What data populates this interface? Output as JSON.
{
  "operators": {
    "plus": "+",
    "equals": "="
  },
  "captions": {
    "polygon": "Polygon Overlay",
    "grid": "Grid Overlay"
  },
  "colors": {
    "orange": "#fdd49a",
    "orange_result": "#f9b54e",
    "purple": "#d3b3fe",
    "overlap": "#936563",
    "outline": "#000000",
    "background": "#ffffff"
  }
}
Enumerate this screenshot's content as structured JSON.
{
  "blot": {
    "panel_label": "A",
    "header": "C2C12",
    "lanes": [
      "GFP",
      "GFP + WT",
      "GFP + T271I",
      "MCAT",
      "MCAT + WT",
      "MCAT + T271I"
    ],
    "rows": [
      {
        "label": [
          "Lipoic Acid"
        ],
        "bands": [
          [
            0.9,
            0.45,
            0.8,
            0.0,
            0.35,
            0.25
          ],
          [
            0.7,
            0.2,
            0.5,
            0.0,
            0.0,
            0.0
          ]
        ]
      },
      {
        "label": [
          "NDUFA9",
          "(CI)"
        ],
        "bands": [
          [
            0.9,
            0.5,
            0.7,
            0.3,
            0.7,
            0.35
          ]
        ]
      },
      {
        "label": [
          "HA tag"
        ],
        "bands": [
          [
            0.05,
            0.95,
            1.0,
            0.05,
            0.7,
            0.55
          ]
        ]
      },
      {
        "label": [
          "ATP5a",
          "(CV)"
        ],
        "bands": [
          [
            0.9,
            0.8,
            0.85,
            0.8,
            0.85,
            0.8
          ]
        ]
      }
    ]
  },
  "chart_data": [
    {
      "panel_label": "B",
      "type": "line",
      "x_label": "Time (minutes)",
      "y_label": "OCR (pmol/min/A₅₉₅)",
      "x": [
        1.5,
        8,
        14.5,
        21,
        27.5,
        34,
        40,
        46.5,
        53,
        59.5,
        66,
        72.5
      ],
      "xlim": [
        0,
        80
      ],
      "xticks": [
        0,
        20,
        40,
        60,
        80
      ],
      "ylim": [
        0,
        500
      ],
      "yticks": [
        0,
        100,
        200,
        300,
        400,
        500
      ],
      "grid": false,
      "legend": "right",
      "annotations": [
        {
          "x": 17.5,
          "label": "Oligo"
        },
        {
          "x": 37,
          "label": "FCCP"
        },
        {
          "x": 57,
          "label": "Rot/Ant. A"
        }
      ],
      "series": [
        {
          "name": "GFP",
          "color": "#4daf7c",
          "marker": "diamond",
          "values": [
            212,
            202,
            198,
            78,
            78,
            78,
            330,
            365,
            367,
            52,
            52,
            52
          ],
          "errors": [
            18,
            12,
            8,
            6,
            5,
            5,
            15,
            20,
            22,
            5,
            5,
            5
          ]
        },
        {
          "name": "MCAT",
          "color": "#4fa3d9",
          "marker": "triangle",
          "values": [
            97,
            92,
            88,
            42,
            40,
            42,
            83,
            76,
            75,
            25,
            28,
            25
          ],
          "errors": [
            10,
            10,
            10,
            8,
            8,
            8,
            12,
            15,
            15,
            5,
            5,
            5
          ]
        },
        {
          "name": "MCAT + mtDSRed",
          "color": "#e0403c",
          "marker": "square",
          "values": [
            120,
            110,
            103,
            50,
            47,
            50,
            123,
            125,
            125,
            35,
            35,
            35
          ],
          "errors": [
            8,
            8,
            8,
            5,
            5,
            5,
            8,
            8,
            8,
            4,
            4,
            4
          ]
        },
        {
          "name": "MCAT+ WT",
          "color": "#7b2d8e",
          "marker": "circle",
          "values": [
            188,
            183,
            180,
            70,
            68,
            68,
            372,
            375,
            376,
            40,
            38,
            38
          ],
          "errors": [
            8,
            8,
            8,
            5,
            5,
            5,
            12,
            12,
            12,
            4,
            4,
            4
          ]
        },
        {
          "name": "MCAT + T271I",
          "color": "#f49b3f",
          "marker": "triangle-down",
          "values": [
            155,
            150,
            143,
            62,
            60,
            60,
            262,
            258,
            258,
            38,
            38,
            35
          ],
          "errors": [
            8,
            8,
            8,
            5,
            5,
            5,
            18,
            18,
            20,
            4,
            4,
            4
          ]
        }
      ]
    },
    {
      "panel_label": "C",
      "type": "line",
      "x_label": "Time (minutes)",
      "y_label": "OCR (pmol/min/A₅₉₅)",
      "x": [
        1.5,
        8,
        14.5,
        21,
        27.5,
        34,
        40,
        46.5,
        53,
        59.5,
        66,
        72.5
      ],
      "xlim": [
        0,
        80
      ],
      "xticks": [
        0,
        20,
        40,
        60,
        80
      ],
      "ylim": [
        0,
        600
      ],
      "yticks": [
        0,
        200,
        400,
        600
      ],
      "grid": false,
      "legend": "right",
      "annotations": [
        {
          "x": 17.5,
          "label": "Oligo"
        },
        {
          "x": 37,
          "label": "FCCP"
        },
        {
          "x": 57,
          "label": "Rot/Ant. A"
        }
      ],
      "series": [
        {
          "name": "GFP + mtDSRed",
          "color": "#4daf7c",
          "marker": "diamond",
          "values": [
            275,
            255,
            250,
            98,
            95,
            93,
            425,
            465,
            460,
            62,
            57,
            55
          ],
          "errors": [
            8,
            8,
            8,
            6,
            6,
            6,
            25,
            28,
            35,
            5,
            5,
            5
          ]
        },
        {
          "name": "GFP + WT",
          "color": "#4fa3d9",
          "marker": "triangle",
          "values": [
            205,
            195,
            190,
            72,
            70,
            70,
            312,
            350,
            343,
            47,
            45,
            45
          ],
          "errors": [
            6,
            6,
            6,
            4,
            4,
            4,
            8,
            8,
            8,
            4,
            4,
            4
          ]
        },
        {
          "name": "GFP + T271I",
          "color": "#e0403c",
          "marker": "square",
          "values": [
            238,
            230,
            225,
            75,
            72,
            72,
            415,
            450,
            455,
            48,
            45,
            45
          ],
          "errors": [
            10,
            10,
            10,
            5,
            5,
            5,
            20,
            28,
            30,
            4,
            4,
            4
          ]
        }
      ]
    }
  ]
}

....

OBJECTIVE:
Give the records above again, word for word.

FINAL RESULT:
What data populates this interface? Output as JSON.
{
  "operators": {
    "plus": "+",
    "equals": "="
  },
  "captions": {
    "polygon": "Polygon Overlay",
    "grid": "Grid Overlay"
  },
  "colors": {
    "orange": "#fdd49a",
    "orange_result": "#f9b54e",
    "purple": "#d3b3fe",
    "overlap": "#936563",
    "outline": "#000000",
    "background": "#ffffff"
  }
}
Enumerate this screenshot's content as structured JSON.
{
  "blot": {
    "panel_label": "A",
    "header": "C2C12",
    "lanes": [
      "GFP",
      "GFP + WT",
      "GFP + T271I",
      "MCAT",
      "MCAT + WT",
      "MCAT + T271I"
    ],
    "rows": [
      {
        "label": [
          "Lipoic Acid"
        ],
        "bands": [
          [
            0.9,
            0.45,
            0.8,
            0.0,
            0.35,
            0.25
          ],
          [
            0.7,
            0.2,
            0.5,
            0.0,
            0.0,
            0.0
          ]
        ]
      },
      {
        "label": [
          "NDUFA9",
          "(CI)"
        ],
        "bands": [
          [
            0.9,
            0.5,
            0.7,
            0.3,
            0.7,
            0.35
          ]
        ]
      },
      {
        "label": [
          "HA tag"
        ],
        "bands": [
          [
            0.05,
            0.95,
            1.0,
            0.05,
            0.7,
            0.55
          ]
        ]
      },
      {
        "label": [
          "ATP5a",
          "(CV)"
        ],
        "bands": [
          [
            0.9,
            0.8,
            0.85,
            0.8,
            0.85,
            0.8
          ]
        ]
      }
    ]
  },
  "chart_data": [
    {
      "panel_label": "B",
      "type": "line",
      "x_label": "Time (minutes)",
      "y_label": "OCR (pmol/min/A₅₉₅)",
      "x": [
        1.5,
        8,
        14.5,
        21,
        27.5,
        34,
        40,
        46.5,
        53,
        59.5,
        66,
        72.5
      ],
      "xlim": [
        0,
        80
      ],
      "xticks": [
        0,
        20,
        40,
        60,
        80
      ],
      "ylim": [
        0,
        500
      ],
      "yticks": [
        0,
        100,
        200,
        300,
        400,
        500
      ],
      "grid": false,
      "legend": "right",
      "annotations": [
        {
          "x": 17.5,
          "label": "Oligo"
        },
        {
          "x": 37,
          "label": "FCCP"
        },
        {
          "x": 57,
          "label": "Rot/Ant. A"
        }
      ],
      "series": [
        {
          "name": "GFP",
          "color": "#4daf7c",
          "marker": "diamond",
          "values": [
            212,
            202,
            198,
            78,
            78,
            78,
            330,
            365,
            367,
            52,
            52,
            52
          ],
          "errors": [
            18,
            12,
            8,
            6,
            5,
            5,
            15,
            20,
            22,
            5,
            5,
            5
          ]
        },
        {
          "name": "MCAT",
          "color": "#4fa3d9",
          "marker": "triangle",
          "values": [
            97,
            92,
            88,
            42,
            40,
            42,
            83,
            76,
            75,
            25,
            28,
            25
          ],
          "errors": [
            10,
            10,
            10,
            8,
            8,
            8,
            12,
            15,
            15,
            5,
            5,
            5
          ]
        },
        {
          "name": "MCAT + mtDSRed",
          "color": "#e0403c",
          "marker": "square",
          "values": [
            120,
            110,
            103,
            50,
            47,
            50,
            123,
            125,
            125,
            35,
            35,
            35
          ],
          "errors": [
            8,
            8,
            8,
            5,
            5,
            5,
            8,
            8,
            8,
            4,
            4,
            4
          ]
        },
        {
          "name": "MCAT+ WT",
          "color": "#7b2d8e",
          "marker": "circle",
          "values": [
            188,
            183,
            180,
            70,
            68,
            68,
            372,
            375,
            376,
            40,
            38,
            38
          ],
          "errors": [
            8,
            8,
            8,
            5,
            5,
            5,
            12,
            12,
            12,
            4,
            4,
            4
          ]
        },
        {
          "name": "MCAT + T271I",
          "color": "#f49b3f",
          "marker": "triangle-down",
          "values": [
            155,
            150,
            143,
            62,
            60,
            60,
            262,
            258,
            258,
            38,
            38,
            35
          ],
          "errors": [
            8,
            8,
            8,
            5,
            5,
            5,
            18,
            18,
            20,
            4,
            4,
            4
          ]
        }
      ]
    },
    {
      "panel_label": "C",
      "type": "line",
      "x_label": "Time (minutes)",
      "y_label": "OCR (pmol/min/A₅₉₅)",
      "x": [
        1.5,
        8,
        14.5,
        21,
        27.5,
        34,
        40,
        46.5,
        53,
        59.5,
        66,
        72.5
      ],
      "xlim": [
        0,
        80
      ],
      "xticks": [
        0,
        20,
        40,
        60,
        80
      ],
      "ylim": [
        0,
        600
      ],
      "yticks": [
        0,
        200,
        400,
        600
      ],
      "grid": false,
      "legend": "right",
      "annotations": [
        {
          "x": 17.5,
          "label": "Oligo"
        },
        {
          "x": 37,
          "label": "FCCP"
        },
        {
          "x": 57,
          "label": "Rot/Ant. A"
        }
      ],
      "series": [
        {
          "name": "GFP + mtDSRed",
          "color": "#4daf7c",
          "marker": "diamond",
          "values": [
            275,
            255,
            250,
            98,
            95,
            93,
            425,
            465,
            460,
            62,
            57,
            55
          ],
          "errors": [
            8,
            8,
            8,
            6,
            6,
            6,
            25,
            28,
            35,
            5,
            5,
            5
          ]
        },
        {
          "name": "GFP + WT",
          "color": "#4fa3d9",
          "marker": "triangle",
          "values": [
            205,
            195,
            190,
            72,
            70,
            70,
            312,
            350,
            343,
            47,
            45,
            45
          ],
          "errors": [
            6,
            6,
            6,
            4,
            4,
            4,
            8,
            8,
            8,
            4,
            4,
            4
          ]
        },
        {
          "name": "GFP + T271I",
          "color": "#e0403c",
          "marker": "square",
          "values": [
            238,
            230,
            225,
            75,
            72,
            72,
            415,
            450,
            455,
            48,
            45,
            45
          ],
          "errors": [
            10,
            10,
            10,
            5,
            5,
            5,
            20,
            28,
            30,
            4,
            4,
            4
          ]
        }
      ]
    }
  ]
}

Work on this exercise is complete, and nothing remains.